### Work to be completed
Scan each line of the records for the word "relay" and extract the ones that have it.
begin
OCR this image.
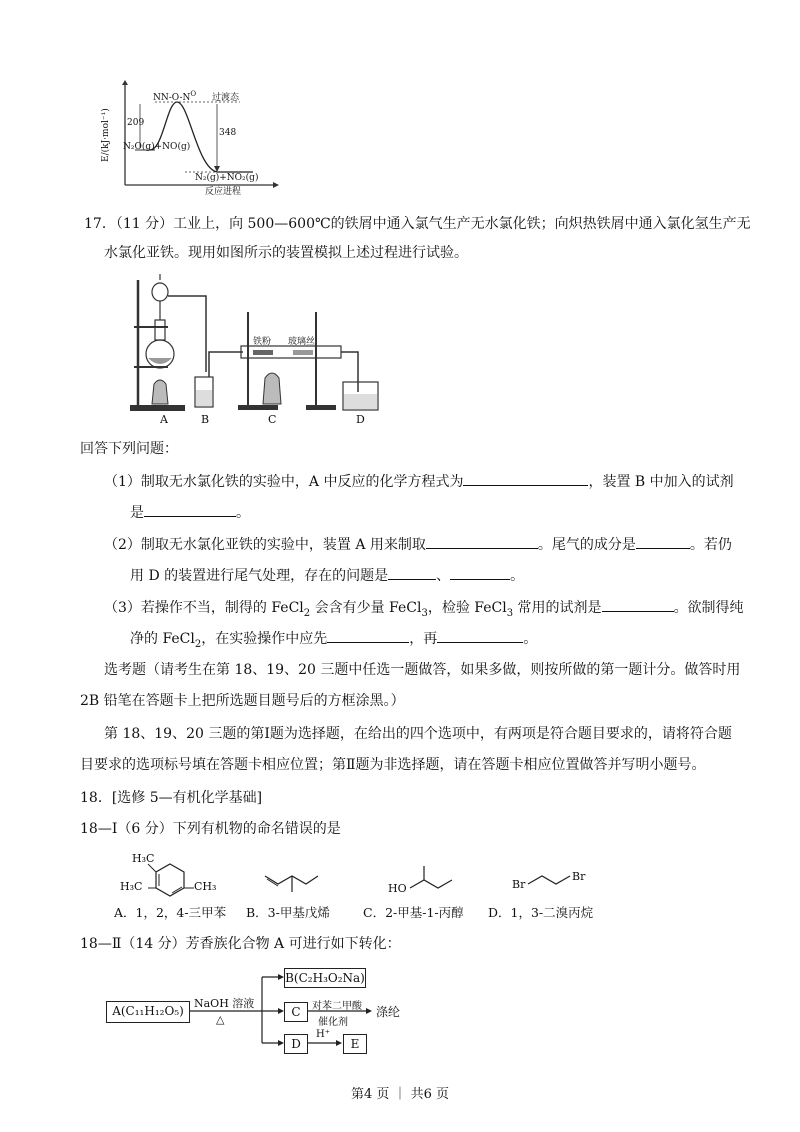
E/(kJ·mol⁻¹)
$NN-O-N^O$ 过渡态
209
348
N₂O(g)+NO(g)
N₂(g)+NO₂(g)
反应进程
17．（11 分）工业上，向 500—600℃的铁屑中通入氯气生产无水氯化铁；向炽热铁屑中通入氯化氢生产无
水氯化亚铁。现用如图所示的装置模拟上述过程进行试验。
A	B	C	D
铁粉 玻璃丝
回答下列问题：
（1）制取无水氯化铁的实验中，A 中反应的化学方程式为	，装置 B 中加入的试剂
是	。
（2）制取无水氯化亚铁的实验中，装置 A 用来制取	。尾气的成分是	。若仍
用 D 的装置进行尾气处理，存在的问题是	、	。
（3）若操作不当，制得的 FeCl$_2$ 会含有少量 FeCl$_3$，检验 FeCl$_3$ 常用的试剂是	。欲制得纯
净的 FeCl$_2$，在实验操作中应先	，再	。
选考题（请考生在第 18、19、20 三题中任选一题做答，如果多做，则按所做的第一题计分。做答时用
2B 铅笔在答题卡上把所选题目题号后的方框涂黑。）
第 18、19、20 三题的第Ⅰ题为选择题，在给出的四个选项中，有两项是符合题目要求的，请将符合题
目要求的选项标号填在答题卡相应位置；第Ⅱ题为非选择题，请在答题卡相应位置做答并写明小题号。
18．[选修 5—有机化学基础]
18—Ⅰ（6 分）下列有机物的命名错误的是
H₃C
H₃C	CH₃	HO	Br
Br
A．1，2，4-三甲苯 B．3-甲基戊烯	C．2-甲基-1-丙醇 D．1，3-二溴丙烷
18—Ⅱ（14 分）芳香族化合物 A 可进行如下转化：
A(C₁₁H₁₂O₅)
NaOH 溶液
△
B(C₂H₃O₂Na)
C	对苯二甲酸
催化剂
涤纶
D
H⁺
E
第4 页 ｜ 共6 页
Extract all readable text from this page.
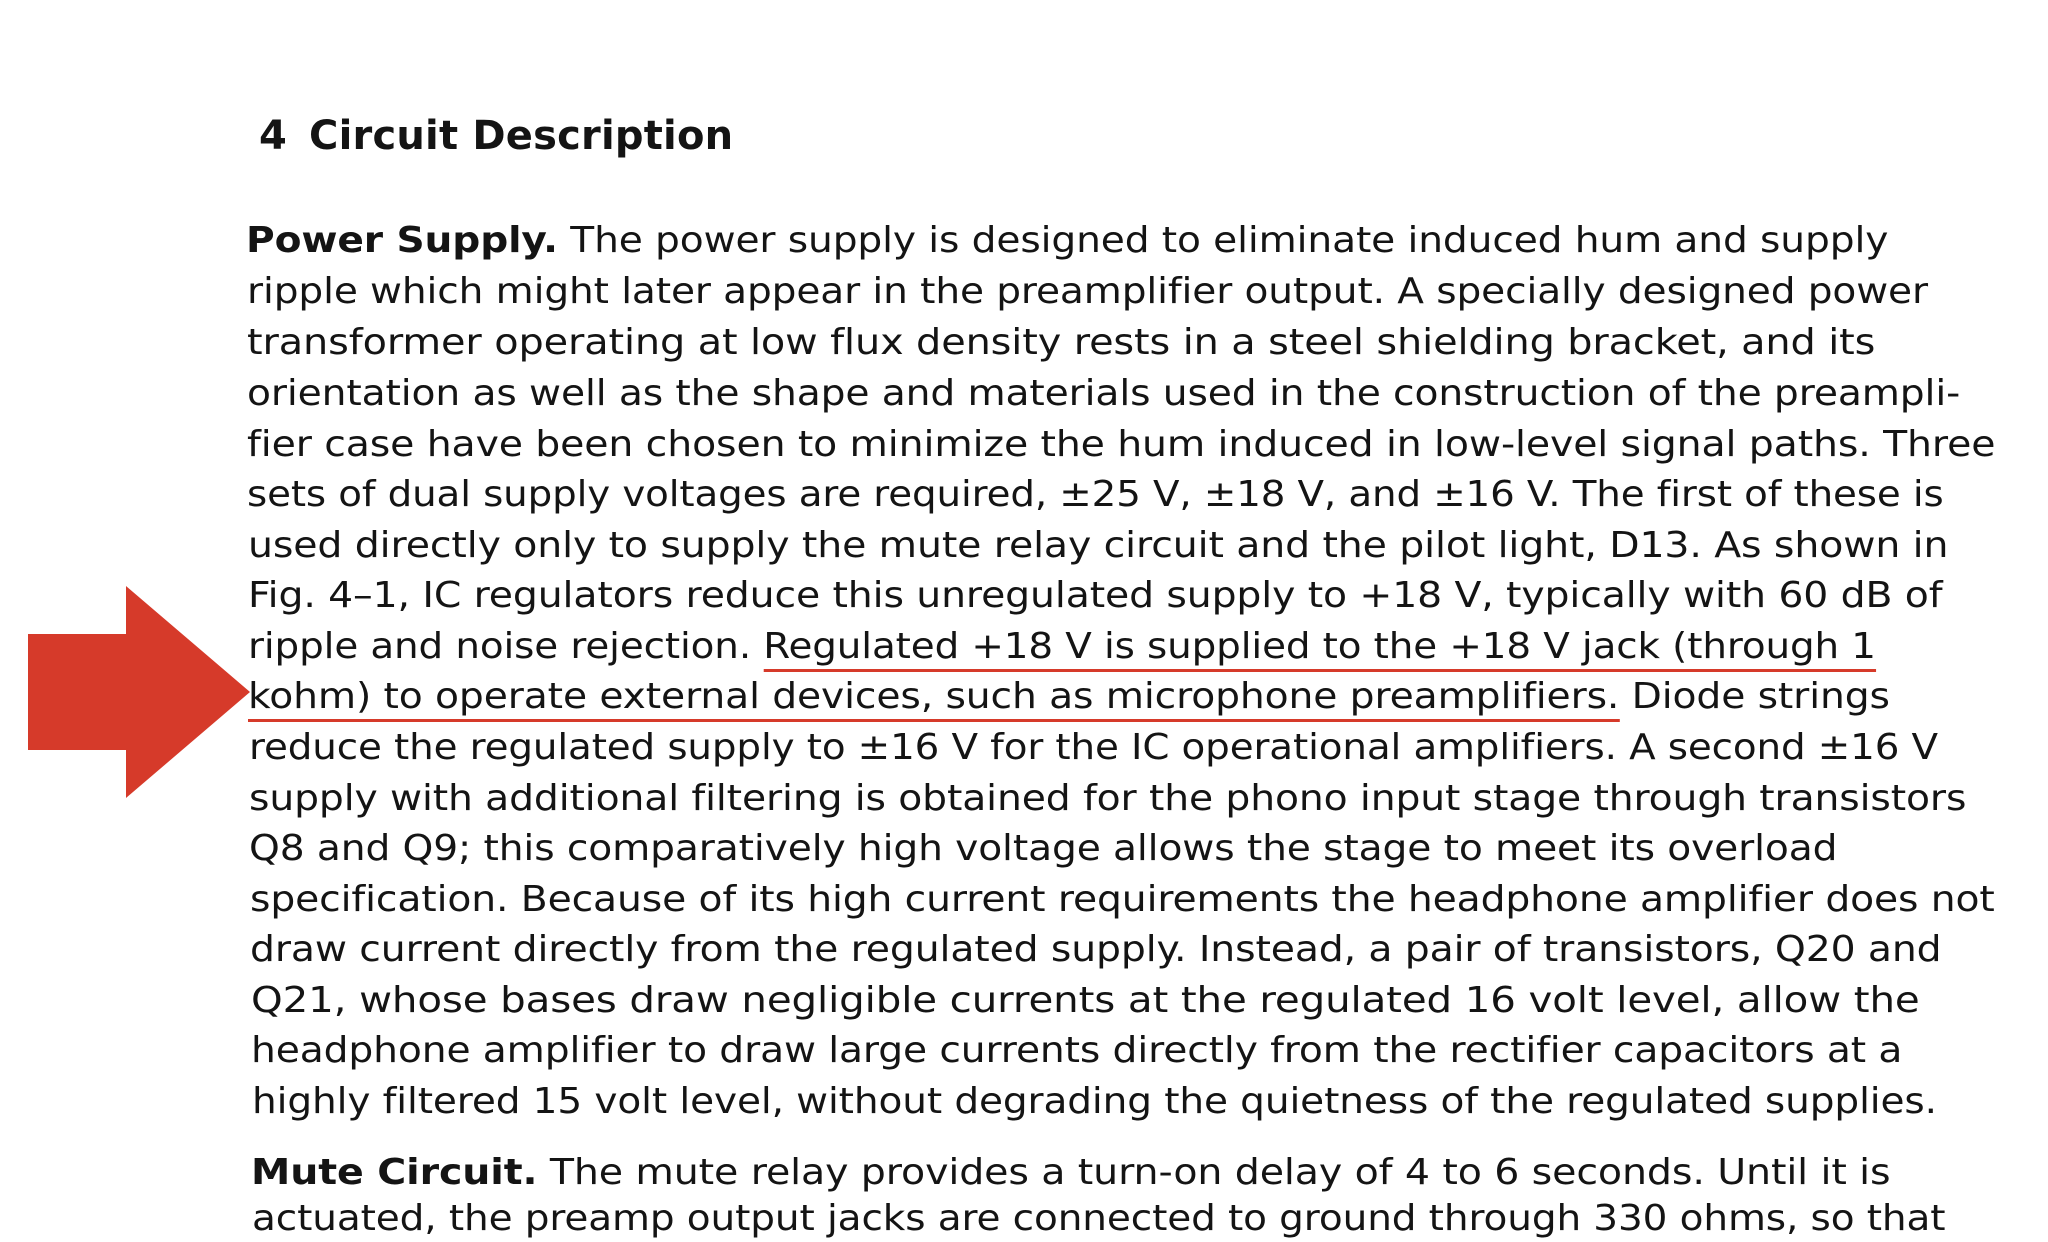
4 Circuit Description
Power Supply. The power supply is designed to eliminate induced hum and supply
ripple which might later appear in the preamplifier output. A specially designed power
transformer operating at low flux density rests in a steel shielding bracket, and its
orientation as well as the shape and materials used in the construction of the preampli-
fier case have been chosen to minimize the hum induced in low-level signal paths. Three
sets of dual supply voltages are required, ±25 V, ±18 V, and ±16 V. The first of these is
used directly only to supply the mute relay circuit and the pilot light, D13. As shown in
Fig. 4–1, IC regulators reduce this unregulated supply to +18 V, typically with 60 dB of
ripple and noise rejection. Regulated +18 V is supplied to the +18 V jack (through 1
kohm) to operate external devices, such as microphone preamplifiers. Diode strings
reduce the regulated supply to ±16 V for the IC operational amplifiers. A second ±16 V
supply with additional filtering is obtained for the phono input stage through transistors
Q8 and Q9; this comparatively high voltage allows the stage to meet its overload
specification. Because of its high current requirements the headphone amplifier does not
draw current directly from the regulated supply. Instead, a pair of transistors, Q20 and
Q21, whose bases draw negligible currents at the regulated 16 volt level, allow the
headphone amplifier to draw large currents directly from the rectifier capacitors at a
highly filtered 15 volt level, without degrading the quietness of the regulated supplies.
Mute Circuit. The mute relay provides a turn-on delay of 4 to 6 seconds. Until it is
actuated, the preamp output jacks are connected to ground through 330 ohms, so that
end
### Correct output
used directly only to supply the mute relay circuit and the pilot light, D13. As shown in
Mute Circuit. The mute relay provides a turn-on delay of 4 to 6 seconds. Until it is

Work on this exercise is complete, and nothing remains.